■ **Exercise**:
Drop every picture, then transcribe the remaining data exactly.

== Raw records ==

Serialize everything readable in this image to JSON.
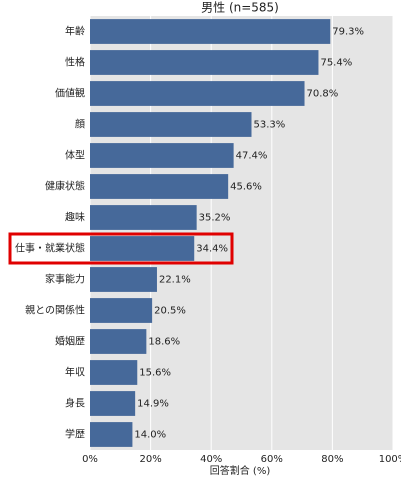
{
  "chart_data": {
    "type": "barh",
    "title": "男性 (n=585)",
    "xlabel": "回答割合 (%)",
    "categories": [
      "年齢",
      "性格",
      "価値観",
      "顔",
      "体型",
      "健康状態",
      "趣味",
      "仕事・就業状態",
      "家事能力",
      "親との関係性",
      "婚姻歴",
      "年収",
      "身長",
      "学歴"
    ],
    "values": [
      79.3,
      75.4,
      70.8,
      53.3,
      47.4,
      45.6,
      35.2,
      34.4,
      22.1,
      20.5,
      18.6,
      15.6,
      14.9,
      14.0
    ],
    "value_labels": [
      "79.3%",
      "75.4%",
      "70.8%",
      "53.3%",
      "47.4%",
      "45.6%",
      "35.2%",
      "34.4%",
      "22.1%",
      "20.5%",
      "18.6%",
      "15.6%",
      "14.9%",
      "14.0%"
    ],
    "color": "#46699a",
    "highlight": 7,
    "highlight_color": "#e00000",
    "xlim": [
      0,
      100
    ],
    "xticks": [
      {
        "value": 0,
        "label": "0%"
      },
      {
        "value": 20,
        "label": "20%"
      },
      {
        "value": 40,
        "label": "40%"
      },
      {
        "value": 60,
        "label": "60%"
      },
      {
        "value": 80,
        "label": "80%"
      },
      {
        "value": 100,
        "label": "100%"
      }
    ],
    "grid": true
  }
}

===

■ **The response**:
Serialize everything readable in this image to JSON.
{
  "chart_data": {
    "type": "barh",
    "title": "男性 (n=585)",
    "xlabel": "回答割合 (%)",
    "categories": [
      "年齢",
      "性格",
      "価値観",
      "顔",
      "体型",
      "健康状態",
      "趣味",
      "仕事・就業状態",
      "家事能力",
      "親との関係性",
      "婚姻歴",
      "年収",
      "身長",
      "学歴"
    ],
    "values": [
      79.3,
      75.4,
      70.8,
      53.3,
      47.4,
      45.6,
      35.2,
      34.4,
      22.1,
      20.5,
      18.6,
      15.6,
      14.9,
      14.0
    ],
    "value_labels": [
      "79.3%",
      "75.4%",
      "70.8%",
      "53.3%",
      "47.4%",
      "45.6%",
      "35.2%",
      "34.4%",
      "22.1%",
      "20.5%",
      "18.6%",
      "15.6%",
      "14.9%",
      "14.0%"
    ],
    "color": "#46699a",
    "highlight": 7,
    "highlight_color": "#e00000",
    "xlim": [
      0,
      100
    ],
    "xticks": [
      {
        "value": 0,
        "label": "0%"
      },
      {
        "value": 20,
        "label": "20%"
      },
      {
        "value": 40,
        "label": "40%"
      },
      {
        "value": 60,
        "label": "60%"
      },
      {
        "value": 80,
        "label": "80%"
      },
      {
        "value": 100,
        "label": "100%"
      }
    ],
    "grid": true
  }
}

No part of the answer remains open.